═══ Source data ═══
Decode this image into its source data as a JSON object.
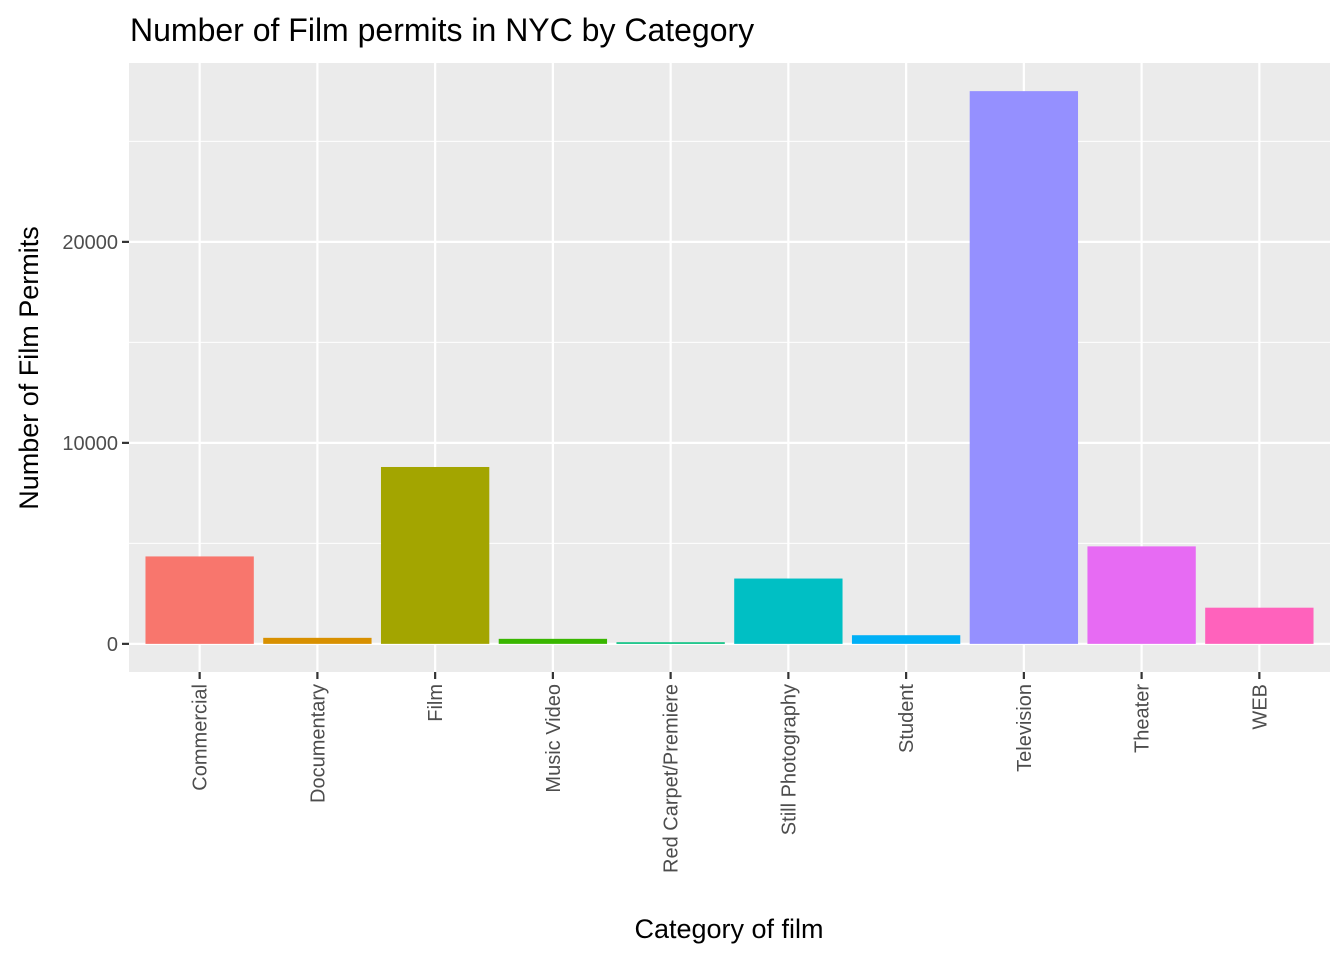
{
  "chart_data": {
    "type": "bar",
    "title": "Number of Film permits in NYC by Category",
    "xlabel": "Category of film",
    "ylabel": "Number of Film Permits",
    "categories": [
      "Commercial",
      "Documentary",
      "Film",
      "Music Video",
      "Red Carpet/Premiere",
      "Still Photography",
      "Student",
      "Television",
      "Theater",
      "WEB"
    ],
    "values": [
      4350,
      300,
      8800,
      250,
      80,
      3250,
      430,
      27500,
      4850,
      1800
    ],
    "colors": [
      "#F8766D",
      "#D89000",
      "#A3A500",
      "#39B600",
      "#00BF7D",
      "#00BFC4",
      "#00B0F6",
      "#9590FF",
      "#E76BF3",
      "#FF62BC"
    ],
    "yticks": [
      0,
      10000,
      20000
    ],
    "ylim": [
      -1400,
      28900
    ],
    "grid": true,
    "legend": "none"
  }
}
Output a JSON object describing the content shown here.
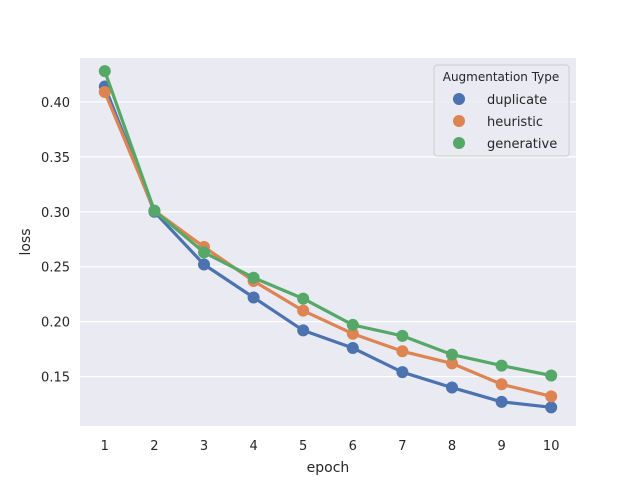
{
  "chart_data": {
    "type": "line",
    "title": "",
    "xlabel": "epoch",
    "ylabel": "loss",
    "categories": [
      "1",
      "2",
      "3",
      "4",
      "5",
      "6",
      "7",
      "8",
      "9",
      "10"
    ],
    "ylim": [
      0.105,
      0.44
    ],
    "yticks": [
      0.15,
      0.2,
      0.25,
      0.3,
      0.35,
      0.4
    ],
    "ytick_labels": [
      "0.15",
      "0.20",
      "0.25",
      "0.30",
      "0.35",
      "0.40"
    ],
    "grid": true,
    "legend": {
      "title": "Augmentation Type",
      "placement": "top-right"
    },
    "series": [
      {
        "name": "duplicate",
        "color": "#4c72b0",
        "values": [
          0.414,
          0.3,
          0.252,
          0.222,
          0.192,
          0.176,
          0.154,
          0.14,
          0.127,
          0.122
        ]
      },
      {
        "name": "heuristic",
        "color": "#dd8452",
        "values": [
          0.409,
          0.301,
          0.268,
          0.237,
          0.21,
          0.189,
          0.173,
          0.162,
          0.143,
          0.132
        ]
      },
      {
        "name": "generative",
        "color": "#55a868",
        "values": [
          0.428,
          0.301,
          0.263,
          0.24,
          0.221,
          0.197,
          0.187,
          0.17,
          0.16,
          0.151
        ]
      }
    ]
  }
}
═══
═══ Source data ═══
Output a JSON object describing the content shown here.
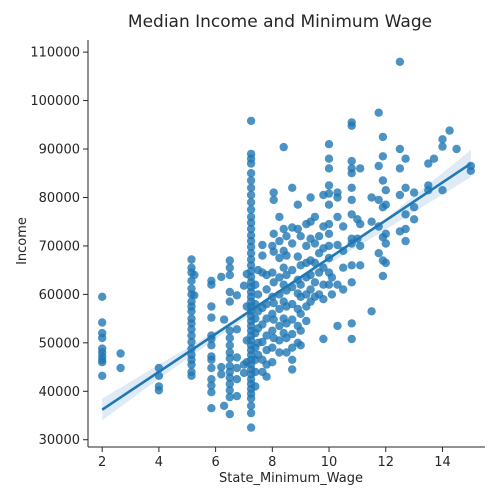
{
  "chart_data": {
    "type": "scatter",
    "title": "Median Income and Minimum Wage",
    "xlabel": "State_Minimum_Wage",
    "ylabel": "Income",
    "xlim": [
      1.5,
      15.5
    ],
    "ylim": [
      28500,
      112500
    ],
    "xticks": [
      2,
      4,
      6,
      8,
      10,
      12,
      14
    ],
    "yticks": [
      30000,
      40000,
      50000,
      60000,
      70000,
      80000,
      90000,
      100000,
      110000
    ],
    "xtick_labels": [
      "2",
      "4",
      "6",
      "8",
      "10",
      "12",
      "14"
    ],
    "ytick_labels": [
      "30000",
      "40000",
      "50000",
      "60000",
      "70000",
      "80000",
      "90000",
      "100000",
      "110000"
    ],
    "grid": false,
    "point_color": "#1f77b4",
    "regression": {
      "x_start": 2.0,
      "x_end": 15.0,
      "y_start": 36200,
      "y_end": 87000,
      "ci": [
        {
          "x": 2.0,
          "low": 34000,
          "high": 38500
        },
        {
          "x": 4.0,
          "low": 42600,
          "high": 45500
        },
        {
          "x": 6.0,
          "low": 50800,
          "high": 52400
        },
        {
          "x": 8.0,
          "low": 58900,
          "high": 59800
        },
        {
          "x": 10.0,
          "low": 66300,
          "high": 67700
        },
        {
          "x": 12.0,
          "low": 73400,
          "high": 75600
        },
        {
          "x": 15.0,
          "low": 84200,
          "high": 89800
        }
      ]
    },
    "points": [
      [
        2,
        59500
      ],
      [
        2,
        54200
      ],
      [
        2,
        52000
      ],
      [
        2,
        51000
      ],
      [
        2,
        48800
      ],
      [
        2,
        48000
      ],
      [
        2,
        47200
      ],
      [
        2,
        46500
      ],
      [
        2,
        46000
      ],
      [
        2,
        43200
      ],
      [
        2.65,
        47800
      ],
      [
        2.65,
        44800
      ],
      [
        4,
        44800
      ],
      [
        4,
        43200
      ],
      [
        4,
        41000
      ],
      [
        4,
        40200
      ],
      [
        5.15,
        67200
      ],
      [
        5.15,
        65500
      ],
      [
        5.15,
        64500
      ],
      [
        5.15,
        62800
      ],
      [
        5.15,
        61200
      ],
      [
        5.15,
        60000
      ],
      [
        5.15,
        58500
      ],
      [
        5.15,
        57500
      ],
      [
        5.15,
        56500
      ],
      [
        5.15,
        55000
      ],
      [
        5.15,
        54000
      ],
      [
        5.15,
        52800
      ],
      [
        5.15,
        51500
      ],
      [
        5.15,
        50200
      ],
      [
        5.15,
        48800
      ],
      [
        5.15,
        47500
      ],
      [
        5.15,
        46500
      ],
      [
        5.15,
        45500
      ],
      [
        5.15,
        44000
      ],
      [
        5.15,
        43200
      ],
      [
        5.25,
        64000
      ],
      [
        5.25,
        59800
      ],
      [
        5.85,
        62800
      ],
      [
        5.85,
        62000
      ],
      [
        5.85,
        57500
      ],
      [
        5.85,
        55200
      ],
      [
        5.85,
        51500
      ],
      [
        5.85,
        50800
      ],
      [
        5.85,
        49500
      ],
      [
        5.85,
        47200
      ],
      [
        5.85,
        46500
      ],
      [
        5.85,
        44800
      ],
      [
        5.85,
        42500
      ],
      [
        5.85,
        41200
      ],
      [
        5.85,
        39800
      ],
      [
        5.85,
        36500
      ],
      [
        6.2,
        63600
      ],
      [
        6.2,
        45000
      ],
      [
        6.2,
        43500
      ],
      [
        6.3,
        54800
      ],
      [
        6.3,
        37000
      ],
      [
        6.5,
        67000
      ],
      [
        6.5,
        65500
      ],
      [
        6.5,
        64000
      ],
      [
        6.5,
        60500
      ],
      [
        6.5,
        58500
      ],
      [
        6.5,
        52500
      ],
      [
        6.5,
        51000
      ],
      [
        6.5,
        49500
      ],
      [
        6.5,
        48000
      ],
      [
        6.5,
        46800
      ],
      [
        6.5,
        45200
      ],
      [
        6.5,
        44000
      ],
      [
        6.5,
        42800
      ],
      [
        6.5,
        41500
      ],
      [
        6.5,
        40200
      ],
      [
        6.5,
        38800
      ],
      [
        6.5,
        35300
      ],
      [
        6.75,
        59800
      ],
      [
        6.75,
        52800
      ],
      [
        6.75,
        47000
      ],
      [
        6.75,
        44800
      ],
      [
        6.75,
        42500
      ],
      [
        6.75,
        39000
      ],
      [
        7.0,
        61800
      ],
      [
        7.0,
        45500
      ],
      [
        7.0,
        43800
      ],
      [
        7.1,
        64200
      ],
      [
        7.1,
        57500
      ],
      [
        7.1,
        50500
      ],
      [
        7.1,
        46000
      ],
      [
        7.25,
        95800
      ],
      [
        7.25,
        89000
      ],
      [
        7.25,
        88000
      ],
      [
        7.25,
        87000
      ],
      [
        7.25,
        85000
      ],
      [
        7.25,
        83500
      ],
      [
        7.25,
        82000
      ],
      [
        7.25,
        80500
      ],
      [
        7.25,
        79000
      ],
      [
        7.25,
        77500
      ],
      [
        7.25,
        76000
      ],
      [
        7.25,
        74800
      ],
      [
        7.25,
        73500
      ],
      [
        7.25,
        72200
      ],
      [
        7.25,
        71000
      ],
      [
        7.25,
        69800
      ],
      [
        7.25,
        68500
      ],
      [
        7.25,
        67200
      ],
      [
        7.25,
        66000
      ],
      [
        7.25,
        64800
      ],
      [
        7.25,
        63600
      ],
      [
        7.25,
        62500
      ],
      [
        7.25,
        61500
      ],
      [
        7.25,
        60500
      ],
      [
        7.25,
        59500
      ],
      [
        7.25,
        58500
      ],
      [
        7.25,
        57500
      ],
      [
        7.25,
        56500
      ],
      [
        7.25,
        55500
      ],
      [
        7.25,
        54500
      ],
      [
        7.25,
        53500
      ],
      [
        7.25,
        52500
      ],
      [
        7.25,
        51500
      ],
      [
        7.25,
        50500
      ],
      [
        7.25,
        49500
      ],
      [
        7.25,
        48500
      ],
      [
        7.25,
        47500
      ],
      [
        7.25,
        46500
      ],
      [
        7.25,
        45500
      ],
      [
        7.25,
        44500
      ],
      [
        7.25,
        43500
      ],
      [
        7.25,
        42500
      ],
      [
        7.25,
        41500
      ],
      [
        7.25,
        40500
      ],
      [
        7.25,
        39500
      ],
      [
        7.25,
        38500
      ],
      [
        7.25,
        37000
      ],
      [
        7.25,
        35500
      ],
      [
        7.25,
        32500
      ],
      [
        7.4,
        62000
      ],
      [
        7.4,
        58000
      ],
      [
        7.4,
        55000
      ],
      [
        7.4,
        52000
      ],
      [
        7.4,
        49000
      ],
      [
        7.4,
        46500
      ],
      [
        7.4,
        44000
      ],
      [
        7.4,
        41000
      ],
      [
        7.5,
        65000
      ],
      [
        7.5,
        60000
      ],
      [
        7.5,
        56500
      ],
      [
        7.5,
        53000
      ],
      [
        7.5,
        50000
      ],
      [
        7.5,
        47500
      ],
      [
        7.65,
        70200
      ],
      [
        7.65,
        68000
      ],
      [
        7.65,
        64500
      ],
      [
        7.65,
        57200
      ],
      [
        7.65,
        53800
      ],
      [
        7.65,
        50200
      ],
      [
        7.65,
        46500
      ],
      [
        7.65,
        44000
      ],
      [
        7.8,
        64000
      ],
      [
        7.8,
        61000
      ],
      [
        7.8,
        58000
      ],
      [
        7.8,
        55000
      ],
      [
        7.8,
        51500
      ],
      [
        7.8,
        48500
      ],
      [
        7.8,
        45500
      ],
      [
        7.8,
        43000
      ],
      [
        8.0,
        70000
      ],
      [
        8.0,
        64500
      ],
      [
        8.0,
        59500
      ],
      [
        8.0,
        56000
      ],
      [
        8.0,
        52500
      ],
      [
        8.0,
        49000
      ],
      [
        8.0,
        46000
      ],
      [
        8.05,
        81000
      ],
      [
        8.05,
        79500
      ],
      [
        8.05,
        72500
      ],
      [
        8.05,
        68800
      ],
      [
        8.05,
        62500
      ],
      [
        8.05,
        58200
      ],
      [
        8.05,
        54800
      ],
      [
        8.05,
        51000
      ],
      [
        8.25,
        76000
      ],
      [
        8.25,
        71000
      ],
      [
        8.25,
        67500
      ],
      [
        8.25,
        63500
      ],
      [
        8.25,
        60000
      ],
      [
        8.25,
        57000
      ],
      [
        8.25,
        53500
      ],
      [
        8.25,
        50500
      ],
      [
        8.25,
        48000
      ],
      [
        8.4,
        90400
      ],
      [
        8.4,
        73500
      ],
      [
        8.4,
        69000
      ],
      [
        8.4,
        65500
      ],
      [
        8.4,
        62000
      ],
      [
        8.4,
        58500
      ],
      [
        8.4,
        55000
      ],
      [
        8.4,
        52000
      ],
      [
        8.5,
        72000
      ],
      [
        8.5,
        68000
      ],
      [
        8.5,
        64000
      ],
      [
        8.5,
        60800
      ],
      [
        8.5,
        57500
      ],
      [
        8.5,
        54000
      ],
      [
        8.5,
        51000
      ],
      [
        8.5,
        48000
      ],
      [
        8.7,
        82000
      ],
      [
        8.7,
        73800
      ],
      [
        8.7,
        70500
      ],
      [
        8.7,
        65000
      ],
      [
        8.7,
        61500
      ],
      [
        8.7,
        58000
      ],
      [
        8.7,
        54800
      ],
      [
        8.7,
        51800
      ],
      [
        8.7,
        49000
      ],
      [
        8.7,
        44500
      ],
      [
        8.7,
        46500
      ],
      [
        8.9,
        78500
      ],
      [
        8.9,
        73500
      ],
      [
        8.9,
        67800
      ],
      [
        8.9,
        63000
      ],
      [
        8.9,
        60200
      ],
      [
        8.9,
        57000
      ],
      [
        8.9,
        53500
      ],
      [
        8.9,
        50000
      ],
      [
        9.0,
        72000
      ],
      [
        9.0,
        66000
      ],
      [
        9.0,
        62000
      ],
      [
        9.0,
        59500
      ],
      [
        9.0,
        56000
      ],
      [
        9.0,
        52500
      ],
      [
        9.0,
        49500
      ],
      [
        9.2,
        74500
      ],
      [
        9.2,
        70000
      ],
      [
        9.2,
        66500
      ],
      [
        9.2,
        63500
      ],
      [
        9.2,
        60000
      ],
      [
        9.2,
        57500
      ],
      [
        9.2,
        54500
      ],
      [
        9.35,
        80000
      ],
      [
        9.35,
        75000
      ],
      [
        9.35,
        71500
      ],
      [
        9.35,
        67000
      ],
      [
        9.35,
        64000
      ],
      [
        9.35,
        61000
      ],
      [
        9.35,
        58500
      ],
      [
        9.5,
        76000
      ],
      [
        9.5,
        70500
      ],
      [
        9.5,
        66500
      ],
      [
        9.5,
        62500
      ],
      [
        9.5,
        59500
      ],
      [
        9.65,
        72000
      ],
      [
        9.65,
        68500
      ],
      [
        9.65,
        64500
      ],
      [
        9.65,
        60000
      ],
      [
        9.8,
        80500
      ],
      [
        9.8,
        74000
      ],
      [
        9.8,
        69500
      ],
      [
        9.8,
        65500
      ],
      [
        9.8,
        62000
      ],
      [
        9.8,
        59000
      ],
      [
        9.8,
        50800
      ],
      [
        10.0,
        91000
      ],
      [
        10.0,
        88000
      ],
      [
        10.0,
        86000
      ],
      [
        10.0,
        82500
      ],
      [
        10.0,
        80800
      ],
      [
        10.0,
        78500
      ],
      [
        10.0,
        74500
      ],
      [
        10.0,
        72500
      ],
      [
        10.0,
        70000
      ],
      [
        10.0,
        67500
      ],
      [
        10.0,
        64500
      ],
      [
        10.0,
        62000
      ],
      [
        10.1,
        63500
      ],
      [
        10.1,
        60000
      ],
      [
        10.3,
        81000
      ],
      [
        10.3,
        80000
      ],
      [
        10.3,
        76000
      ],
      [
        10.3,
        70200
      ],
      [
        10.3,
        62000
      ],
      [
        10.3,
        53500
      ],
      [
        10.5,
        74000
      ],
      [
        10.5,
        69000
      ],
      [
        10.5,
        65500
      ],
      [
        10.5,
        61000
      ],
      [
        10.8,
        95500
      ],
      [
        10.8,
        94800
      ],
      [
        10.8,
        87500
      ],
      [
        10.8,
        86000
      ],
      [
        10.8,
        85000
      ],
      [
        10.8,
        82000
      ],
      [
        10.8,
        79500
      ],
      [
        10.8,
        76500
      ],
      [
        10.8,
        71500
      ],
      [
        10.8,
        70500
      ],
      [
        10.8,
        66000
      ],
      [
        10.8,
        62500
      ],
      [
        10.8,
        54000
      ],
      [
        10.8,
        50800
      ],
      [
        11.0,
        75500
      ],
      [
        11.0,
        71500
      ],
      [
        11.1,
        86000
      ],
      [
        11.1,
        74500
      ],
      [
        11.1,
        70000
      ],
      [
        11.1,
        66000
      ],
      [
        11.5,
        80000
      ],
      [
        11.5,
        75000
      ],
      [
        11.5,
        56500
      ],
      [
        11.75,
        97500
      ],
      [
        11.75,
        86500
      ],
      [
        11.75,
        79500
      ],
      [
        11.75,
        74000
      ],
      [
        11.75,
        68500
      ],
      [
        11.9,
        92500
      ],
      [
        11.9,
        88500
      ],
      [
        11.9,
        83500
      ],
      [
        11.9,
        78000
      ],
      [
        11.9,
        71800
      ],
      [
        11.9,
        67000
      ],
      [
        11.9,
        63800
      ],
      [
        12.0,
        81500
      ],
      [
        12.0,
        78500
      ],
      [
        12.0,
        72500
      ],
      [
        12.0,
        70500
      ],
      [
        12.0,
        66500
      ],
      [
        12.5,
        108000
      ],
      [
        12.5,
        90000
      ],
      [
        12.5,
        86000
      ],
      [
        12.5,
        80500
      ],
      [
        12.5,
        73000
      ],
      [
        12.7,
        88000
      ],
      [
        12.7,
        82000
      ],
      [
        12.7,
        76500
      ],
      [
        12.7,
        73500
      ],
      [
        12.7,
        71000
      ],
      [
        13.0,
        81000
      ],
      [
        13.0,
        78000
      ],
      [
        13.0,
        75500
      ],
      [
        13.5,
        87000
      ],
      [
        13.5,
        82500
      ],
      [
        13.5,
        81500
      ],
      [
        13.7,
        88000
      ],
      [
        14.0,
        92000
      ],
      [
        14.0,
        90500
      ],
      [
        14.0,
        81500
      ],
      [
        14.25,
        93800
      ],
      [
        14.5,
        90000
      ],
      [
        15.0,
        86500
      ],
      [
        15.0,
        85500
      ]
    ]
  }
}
═══
Task statement: Copy each line above that contains the word "xlabel".

Result:
    "xlabel": "Category of film",
    "xlabel": "epoch",
    "xlabel": "State_Minimum_Wage",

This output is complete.